■ EXERCISE DETAILS ■
The records below must be transcribed exactly. Do not include the pictures.

──────── GIVEN INFORMATION ────────

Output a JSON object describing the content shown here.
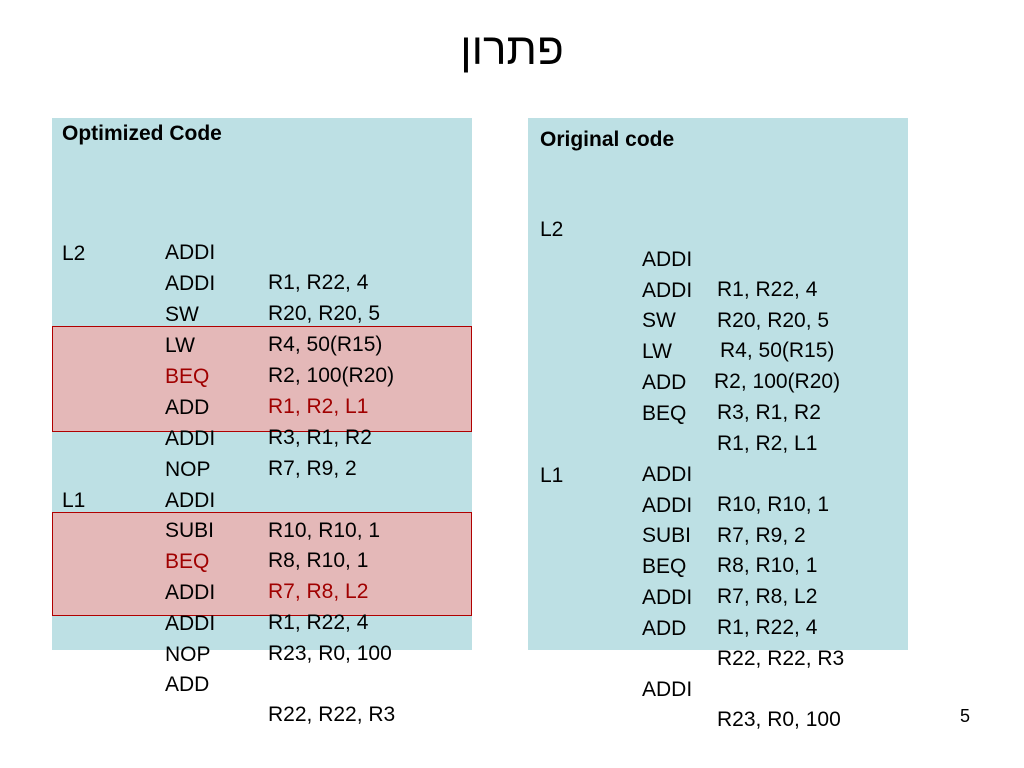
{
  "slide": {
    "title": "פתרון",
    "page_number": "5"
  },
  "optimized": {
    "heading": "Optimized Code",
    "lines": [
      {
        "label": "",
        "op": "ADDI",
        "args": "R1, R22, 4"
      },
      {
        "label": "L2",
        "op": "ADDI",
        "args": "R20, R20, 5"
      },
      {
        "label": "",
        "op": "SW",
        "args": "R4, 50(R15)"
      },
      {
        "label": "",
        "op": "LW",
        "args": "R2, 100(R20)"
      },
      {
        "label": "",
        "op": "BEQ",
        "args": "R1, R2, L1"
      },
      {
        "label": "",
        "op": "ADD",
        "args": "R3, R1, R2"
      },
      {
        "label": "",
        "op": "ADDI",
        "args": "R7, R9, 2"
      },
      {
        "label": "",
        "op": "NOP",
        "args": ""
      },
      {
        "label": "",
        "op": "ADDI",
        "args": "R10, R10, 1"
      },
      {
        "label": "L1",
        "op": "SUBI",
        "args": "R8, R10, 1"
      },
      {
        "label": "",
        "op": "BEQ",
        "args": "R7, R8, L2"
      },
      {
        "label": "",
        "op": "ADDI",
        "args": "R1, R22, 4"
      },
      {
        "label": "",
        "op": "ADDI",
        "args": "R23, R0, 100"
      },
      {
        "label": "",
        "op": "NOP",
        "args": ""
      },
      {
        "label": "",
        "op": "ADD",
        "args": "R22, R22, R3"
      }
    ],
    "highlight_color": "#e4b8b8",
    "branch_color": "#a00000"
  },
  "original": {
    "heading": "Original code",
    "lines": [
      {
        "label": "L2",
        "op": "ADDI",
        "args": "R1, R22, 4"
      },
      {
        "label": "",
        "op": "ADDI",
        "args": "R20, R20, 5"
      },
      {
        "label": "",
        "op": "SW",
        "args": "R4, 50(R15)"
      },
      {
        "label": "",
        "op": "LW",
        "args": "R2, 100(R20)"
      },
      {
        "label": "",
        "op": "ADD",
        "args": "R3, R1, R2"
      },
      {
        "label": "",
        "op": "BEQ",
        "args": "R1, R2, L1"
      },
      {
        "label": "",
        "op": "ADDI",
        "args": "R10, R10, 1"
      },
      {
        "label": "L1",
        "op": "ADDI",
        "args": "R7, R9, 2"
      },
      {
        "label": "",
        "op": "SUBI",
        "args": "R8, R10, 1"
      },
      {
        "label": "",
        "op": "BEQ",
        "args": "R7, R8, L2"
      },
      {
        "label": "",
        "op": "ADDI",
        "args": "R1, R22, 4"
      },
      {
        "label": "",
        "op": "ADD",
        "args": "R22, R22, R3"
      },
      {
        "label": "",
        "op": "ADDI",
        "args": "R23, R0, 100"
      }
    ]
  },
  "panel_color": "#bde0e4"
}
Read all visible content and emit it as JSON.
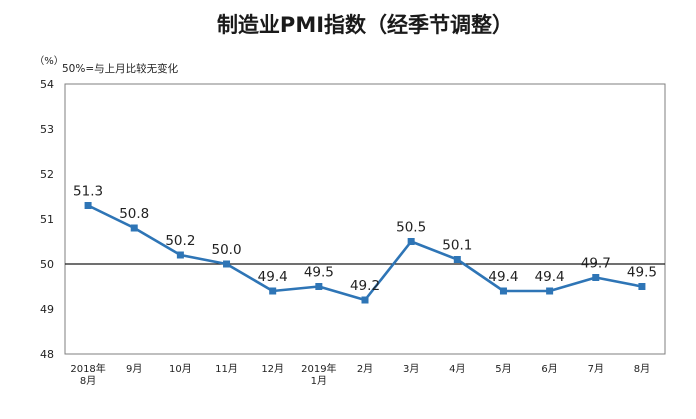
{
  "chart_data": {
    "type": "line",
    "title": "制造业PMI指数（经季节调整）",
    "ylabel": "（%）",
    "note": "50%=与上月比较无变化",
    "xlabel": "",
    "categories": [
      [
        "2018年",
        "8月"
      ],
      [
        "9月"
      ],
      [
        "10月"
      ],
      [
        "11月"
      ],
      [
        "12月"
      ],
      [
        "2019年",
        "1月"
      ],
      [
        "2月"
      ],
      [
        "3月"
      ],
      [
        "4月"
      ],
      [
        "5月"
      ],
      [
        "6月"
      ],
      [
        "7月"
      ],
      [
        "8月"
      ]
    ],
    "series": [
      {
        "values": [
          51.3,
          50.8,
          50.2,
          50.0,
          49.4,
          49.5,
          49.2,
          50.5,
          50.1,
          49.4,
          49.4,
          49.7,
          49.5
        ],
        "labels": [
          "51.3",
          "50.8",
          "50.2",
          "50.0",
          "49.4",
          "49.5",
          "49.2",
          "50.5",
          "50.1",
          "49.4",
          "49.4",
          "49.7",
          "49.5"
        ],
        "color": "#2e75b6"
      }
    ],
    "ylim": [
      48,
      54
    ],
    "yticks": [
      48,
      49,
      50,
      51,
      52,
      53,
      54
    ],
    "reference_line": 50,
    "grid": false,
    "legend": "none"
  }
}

────────

■ SOLUTION ■
Output a JSON object describing the content shown here.
{
  "slide": {
    "title": "פתרון",
    "page_number": "5"
  },
  "optimized": {
    "heading": "Optimized Code",
    "lines": [
      {
        "label": "",
        "op": "ADDI",
        "args": "R1, R22, 4"
      },
      {
        "label": "L2",
        "op": "ADDI",
        "args": "R20, R20, 5"
      },
      {
        "label": "",
        "op": "SW",
        "args": "R4, 50(R15)"
      },
      {
        "label": "",
        "op": "LW",
        "args": "R2, 100(R20)"
      },
      {
        "label": "",
        "op": "BEQ",
        "args": "R1, R2, L1"
      },
      {
        "label": "",
        "op": "ADD",
        "args": "R3, R1, R2"
      },
      {
        "label": "",
        "op": "ADDI",
        "args": "R7, R9, 2"
      },
      {
        "label": "",
        "op": "NOP",
        "args": ""
      },
      {
        "label": "",
        "op": "ADDI",
        "args": "R10, R10, 1"
      },
      {
        "label": "L1",
        "op": "SUBI",
        "args": "R8, R10, 1"
      },
      {
        "label": "",
        "op": "BEQ",
        "args": "R7, R8, L2"
      },
      {
        "label": "",
        "op": "ADDI",
        "args": "R1, R22, 4"
      },
      {
        "label": "",
        "op": "ADDI",
        "args": "R23, R0, 100"
      },
      {
        "label": "",
        "op": "NOP",
        "args": ""
      },
      {
        "label": "",
        "op": "ADD",
        "args": "R22, R22, R3"
      }
    ],
    "highlight_color": "#e4b8b8",
    "branch_color": "#a00000"
  },
  "original": {
    "heading": "Original code",
    "lines": [
      {
        "label": "L2",
        "op": "ADDI",
        "args": "R1, R22, 4"
      },
      {
        "label": "",
        "op": "ADDI",
        "args": "R20, R20, 5"
      },
      {
        "label": "",
        "op": "SW",
        "args": "R4, 50(R15)"
      },
      {
        "label": "",
        "op": "LW",
        "args": "R2, 100(R20)"
      },
      {
        "label": "",
        "op": "ADD",
        "args": "R3, R1, R2"
      },
      {
        "label": "",
        "op": "BEQ",
        "args": "R1, R2, L1"
      },
      {
        "label": "",
        "op": "ADDI",
        "args": "R10, R10, 1"
      },
      {
        "label": "L1",
        "op": "ADDI",
        "args": "R7, R9, 2"
      },
      {
        "label": "",
        "op": "SUBI",
        "args": "R8, R10, 1"
      },
      {
        "label": "",
        "op": "BEQ",
        "args": "R7, R8, L2"
      },
      {
        "label": "",
        "op": "ADDI",
        "args": "R1, R22, 4"
      },
      {
        "label": "",
        "op": "ADD",
        "args": "R22, R22, R3"
      },
      {
        "label": "",
        "op": "ADDI",
        "args": "R23, R0, 100"
      }
    ]
  },
  "panel_color": "#bde0e4"
}
Read all visible content and emit it as JSON.
{
  "chart_data": {
    "type": "line",
    "title": "制造业PMI指数（经季节调整）",
    "ylabel": "（%）",
    "note": "50%=与上月比较无变化",
    "xlabel": "",
    "categories": [
      [
        "2018年",
        "8月"
      ],
      [
        "9月"
      ],
      [
        "10月"
      ],
      [
        "11月"
      ],
      [
        "12月"
      ],
      [
        "2019年",
        "1月"
      ],
      [
        "2月"
      ],
      [
        "3月"
      ],
      [
        "4月"
      ],
      [
        "5月"
      ],
      [
        "6月"
      ],
      [
        "7月"
      ],
      [
        "8月"
      ]
    ],
    "series": [
      {
        "values": [
          51.3,
          50.8,
          50.2,
          50.0,
          49.4,
          49.5,
          49.2,
          50.5,
          50.1,
          49.4,
          49.4,
          49.7,
          49.5
        ],
        "labels": [
          "51.3",
          "50.8",
          "50.2",
          "50.0",
          "49.4",
          "49.5",
          "49.2",
          "50.5",
          "50.1",
          "49.4",
          "49.4",
          "49.7",
          "49.5"
        ],
        "color": "#2e75b6"
      }
    ],
    "ylim": [
      48,
      54
    ],
    "yticks": [
      48,
      49,
      50,
      51,
      52,
      53,
      54
    ],
    "reference_line": 50,
    "grid": false,
    "legend": "none"
  }
}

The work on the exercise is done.